TO BE DONE: Repeat verbatim the lines of the listing between the line containing "category-label: Biomasa <box>111" and the line containing "bar <box>153 58 341 64</box>", inclusive.
□ □ □ □
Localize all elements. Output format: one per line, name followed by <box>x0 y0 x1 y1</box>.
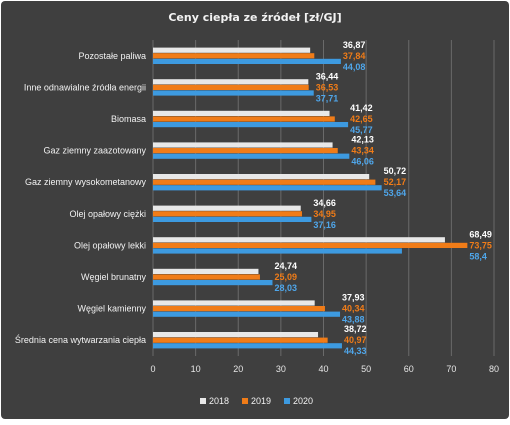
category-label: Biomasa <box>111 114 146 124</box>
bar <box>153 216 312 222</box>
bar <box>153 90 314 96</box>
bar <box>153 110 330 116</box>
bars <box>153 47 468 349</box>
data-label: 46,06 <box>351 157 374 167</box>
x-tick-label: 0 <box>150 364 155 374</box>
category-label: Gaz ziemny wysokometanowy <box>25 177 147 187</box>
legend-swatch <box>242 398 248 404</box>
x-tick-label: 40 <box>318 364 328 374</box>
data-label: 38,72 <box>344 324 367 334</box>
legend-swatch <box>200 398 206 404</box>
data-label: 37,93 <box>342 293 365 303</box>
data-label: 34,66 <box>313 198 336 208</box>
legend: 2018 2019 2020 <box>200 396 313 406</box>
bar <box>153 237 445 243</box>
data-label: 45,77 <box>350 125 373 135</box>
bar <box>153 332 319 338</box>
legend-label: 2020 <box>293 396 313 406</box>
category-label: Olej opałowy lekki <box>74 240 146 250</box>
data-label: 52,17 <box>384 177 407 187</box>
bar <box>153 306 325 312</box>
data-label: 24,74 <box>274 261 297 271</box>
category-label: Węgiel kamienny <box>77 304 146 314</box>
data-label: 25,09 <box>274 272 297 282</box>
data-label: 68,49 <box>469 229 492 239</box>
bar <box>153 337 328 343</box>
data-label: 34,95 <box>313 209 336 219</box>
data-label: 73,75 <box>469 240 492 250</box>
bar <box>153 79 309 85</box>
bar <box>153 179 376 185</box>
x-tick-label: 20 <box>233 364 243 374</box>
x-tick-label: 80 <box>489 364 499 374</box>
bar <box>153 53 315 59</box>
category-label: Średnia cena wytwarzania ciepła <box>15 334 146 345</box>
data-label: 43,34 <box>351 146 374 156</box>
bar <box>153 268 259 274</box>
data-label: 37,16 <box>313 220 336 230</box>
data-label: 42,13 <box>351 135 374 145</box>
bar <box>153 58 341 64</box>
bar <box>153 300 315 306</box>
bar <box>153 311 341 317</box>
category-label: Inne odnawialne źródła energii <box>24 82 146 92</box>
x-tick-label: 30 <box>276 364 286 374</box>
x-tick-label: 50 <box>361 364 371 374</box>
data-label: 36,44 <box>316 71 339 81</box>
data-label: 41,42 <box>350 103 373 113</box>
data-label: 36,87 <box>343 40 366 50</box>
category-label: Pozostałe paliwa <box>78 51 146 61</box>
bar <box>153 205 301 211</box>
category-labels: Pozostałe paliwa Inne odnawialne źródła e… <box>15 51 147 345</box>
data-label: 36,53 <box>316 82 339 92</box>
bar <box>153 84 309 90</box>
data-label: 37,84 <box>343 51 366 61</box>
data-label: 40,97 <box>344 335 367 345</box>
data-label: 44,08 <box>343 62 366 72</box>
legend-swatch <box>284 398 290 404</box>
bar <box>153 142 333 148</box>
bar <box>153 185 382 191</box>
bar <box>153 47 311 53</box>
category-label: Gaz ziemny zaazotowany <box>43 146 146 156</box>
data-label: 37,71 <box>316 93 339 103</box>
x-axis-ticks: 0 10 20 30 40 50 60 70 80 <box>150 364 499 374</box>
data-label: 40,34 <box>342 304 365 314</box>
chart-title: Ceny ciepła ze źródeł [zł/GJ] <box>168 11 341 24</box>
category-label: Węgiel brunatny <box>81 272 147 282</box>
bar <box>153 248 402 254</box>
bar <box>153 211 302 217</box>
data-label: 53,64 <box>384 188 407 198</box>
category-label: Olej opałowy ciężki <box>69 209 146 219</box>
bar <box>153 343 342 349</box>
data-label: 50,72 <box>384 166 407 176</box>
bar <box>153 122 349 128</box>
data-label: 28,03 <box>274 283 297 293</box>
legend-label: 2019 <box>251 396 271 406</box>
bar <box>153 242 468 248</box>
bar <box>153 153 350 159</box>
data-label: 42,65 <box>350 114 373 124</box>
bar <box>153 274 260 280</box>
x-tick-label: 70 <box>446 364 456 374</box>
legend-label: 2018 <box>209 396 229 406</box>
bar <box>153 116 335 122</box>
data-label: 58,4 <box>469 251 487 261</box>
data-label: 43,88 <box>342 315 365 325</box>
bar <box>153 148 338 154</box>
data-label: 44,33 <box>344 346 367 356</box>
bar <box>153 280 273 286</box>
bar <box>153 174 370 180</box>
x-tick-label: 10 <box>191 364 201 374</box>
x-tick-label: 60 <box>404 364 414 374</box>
□ □ □ □
SOLUTION FOR THIS PROBLEM:
category-label: Biomasa <box>111 114 146 124</box>
bar <box>153 216 312 222</box>
bar <box>153 90 314 96</box>
bar <box>153 110 330 116</box>
bars <box>153 47 468 349</box>
data-label: 46,06 <box>351 157 374 167</box>
x-tick-label: 0 <box>150 364 155 374</box>
category-label: Gaz ziemny wysokometanowy <box>25 177 147 187</box>
legend-swatch <box>242 398 248 404</box>
x-tick-label: 40 <box>318 364 328 374</box>
data-label: 38,72 <box>344 324 367 334</box>
legend-swatch <box>200 398 206 404</box>
data-label: 37,93 <box>342 293 365 303</box>
data-label: 34,66 <box>313 198 336 208</box>
legend: 2018 2019 2020 <box>200 396 313 406</box>
bar <box>153 237 445 243</box>
data-label: 45,77 <box>350 125 373 135</box>
bar <box>153 332 319 338</box>
legend-label: 2020 <box>293 396 313 406</box>
category-label: Olej opałowy lekki <box>74 240 146 250</box>
data-label: 52,17 <box>384 177 407 187</box>
bar <box>153 306 325 312</box>
data-label: 24,74 <box>274 261 297 271</box>
category-label: Węgiel kamienny <box>77 304 146 314</box>
data-label: 25,09 <box>274 272 297 282</box>
data-label: 68,49 <box>469 229 492 239</box>
bar <box>153 337 328 343</box>
data-label: 34,95 <box>313 209 336 219</box>
data-label: 73,75 <box>469 240 492 250</box>
bar <box>153 79 309 85</box>
bar <box>153 179 376 185</box>
x-tick-label: 20 <box>233 364 243 374</box>
x-tick-label: 80 <box>489 364 499 374</box>
bar <box>153 53 315 59</box>
category-label: Średnia cena wytwarzania ciepła <box>15 334 146 345</box>
data-label: 43,34 <box>351 146 374 156</box>
bar <box>153 268 259 274</box>
data-label: 37,16 <box>313 220 336 230</box>
data-label: 42,13 <box>351 135 374 145</box>
bar <box>153 58 341 64</box>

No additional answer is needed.